**BRIEF:**
Pick out every line of the entries below where "sphere" occurs, and copy those lines.

**MATERIAL PROVIDED:**
◆ ◆ ◆ ◆ ◆

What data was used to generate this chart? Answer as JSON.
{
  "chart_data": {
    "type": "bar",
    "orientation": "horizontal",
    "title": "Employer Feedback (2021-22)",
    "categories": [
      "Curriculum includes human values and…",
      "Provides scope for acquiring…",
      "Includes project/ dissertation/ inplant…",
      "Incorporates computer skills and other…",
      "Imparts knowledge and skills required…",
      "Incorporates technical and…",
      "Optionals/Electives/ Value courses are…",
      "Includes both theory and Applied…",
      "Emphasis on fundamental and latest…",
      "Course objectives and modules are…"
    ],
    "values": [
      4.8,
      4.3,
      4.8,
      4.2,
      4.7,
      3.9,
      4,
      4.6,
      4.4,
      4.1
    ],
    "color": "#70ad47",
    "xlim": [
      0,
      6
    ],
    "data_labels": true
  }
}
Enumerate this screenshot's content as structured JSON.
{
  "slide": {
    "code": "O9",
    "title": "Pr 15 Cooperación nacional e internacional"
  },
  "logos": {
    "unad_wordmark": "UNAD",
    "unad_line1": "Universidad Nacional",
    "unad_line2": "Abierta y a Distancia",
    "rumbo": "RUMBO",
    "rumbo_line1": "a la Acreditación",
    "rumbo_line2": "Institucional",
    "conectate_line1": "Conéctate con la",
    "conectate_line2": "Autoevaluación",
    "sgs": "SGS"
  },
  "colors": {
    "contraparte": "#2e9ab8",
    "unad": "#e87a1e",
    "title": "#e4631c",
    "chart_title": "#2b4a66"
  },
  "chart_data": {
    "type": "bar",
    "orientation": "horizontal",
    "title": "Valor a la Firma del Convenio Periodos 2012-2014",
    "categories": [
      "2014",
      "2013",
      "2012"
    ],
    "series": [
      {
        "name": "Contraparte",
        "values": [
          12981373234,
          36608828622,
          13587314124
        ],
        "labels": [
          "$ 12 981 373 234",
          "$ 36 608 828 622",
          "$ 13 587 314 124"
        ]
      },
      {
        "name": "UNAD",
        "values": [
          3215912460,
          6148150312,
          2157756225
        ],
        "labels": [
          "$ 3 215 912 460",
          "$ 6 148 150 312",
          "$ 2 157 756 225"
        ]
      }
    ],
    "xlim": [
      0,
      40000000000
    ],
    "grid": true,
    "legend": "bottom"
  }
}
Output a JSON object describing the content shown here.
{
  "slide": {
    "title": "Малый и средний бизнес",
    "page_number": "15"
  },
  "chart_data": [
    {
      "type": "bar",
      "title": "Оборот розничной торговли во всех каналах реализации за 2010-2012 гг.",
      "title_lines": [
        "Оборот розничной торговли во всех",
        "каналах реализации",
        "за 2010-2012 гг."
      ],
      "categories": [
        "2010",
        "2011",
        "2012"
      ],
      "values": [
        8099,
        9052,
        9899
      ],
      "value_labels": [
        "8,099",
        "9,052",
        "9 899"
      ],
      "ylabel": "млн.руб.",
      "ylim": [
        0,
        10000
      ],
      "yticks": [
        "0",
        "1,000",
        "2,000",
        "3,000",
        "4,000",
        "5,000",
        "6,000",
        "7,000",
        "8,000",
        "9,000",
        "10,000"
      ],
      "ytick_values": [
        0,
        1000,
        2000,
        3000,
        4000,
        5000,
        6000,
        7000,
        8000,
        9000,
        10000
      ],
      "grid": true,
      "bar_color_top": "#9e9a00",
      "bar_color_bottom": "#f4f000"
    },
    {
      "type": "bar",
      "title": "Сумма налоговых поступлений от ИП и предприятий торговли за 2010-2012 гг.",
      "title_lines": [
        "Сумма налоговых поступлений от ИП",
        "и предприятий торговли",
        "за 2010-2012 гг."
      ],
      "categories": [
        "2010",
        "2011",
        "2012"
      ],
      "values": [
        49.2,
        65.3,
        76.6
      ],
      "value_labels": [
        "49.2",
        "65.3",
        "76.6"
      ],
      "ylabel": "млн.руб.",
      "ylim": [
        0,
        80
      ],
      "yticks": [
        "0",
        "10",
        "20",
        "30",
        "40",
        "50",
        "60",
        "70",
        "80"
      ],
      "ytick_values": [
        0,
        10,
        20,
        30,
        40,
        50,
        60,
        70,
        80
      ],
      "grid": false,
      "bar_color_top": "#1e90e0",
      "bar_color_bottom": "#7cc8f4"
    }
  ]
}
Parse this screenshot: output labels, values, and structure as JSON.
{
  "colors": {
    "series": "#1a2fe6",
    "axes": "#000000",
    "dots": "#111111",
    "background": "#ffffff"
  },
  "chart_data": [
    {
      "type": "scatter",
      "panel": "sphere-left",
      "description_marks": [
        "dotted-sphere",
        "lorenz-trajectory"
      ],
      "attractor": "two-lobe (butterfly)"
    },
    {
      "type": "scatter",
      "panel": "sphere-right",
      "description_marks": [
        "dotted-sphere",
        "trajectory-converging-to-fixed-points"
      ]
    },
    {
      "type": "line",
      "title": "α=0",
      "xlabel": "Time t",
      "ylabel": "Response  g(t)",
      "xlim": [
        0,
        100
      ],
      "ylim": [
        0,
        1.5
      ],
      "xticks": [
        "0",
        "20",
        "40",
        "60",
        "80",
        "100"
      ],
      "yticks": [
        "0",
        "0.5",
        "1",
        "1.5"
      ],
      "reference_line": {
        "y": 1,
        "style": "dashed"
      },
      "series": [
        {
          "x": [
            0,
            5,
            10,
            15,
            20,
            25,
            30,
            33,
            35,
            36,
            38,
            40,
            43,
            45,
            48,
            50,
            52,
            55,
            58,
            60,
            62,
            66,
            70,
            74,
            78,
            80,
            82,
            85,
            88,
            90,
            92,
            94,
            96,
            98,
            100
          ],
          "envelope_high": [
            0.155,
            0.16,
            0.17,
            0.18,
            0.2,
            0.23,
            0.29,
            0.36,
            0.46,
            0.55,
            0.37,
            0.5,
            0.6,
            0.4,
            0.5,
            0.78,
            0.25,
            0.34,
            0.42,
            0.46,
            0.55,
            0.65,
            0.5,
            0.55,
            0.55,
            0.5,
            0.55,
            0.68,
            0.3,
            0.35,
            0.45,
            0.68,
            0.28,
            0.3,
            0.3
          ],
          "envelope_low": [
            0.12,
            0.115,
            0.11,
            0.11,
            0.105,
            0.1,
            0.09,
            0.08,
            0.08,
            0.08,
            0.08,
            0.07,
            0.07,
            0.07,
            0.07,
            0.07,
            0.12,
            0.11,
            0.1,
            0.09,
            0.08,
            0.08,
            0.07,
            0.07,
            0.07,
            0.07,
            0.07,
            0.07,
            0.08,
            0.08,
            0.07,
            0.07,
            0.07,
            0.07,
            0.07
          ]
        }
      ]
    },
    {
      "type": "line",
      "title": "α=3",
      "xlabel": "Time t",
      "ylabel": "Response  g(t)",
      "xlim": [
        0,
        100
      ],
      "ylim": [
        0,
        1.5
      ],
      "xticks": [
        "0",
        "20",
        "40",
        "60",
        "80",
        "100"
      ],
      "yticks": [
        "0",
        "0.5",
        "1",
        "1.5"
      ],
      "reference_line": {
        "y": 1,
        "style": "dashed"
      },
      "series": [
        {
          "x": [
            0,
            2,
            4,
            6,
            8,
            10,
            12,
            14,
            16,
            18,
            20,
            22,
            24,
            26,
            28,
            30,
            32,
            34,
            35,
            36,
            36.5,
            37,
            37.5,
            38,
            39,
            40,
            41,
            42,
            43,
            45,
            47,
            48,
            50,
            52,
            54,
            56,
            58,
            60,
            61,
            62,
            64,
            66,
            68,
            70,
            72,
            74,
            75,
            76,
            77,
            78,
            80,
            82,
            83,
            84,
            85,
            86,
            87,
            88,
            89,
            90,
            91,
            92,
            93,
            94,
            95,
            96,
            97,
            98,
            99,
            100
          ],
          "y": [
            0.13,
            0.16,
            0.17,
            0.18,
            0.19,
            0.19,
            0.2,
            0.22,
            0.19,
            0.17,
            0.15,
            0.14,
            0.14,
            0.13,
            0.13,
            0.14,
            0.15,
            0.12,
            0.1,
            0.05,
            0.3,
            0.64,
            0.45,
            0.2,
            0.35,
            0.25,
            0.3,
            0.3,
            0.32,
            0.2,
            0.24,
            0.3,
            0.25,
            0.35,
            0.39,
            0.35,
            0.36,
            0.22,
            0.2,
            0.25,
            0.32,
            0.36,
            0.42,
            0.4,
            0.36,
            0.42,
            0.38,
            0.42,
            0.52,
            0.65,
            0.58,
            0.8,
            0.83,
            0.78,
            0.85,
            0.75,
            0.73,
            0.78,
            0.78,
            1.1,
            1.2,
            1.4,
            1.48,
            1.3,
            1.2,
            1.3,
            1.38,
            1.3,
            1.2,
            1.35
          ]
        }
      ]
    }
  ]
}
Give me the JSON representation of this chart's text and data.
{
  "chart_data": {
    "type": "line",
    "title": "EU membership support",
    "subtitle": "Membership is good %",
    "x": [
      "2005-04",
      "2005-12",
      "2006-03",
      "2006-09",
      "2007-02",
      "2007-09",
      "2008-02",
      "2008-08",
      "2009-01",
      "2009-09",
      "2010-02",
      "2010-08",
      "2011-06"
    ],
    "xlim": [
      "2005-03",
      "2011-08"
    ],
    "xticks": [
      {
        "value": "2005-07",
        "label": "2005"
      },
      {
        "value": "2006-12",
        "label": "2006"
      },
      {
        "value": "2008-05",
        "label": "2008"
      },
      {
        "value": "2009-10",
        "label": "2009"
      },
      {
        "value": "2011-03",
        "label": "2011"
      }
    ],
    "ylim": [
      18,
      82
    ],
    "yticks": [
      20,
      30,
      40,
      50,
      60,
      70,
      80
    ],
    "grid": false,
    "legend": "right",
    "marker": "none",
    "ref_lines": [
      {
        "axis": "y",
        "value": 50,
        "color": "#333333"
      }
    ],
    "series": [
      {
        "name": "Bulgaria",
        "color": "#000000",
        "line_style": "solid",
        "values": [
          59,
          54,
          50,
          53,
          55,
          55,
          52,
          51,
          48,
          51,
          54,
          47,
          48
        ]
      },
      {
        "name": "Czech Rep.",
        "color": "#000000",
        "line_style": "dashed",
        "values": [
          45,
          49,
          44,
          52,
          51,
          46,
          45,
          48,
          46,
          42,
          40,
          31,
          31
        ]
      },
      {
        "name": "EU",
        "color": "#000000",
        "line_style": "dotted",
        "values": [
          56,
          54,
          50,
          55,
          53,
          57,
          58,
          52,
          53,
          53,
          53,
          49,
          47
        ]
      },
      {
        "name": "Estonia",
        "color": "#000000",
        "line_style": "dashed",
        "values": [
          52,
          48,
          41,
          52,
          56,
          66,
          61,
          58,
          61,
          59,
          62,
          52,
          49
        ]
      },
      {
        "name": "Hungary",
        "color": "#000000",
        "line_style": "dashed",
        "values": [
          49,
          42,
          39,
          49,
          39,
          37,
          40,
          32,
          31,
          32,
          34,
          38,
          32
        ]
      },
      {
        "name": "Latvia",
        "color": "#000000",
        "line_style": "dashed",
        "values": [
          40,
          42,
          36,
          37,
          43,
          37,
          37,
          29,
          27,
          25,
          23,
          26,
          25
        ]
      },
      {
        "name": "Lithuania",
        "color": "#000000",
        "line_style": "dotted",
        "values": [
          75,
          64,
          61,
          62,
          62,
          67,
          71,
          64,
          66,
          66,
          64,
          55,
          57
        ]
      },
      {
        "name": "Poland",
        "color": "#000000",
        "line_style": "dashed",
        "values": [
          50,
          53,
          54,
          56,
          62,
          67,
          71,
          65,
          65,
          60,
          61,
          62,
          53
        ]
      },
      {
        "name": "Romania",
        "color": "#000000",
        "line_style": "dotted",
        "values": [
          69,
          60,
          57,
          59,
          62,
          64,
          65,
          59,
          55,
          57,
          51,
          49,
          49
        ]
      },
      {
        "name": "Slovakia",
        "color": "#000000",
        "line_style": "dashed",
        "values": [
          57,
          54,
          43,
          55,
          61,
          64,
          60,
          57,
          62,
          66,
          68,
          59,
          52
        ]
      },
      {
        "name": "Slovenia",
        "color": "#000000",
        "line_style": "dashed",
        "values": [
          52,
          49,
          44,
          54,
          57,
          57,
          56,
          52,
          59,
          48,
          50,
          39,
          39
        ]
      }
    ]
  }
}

◆ ◆ ◆ ◆ ◆

**FINISHED ANSWER:**
      "panel": "sphere-left",
        "dotted-sphere",
      "panel": "sphere-right",
        "dotted-sphere",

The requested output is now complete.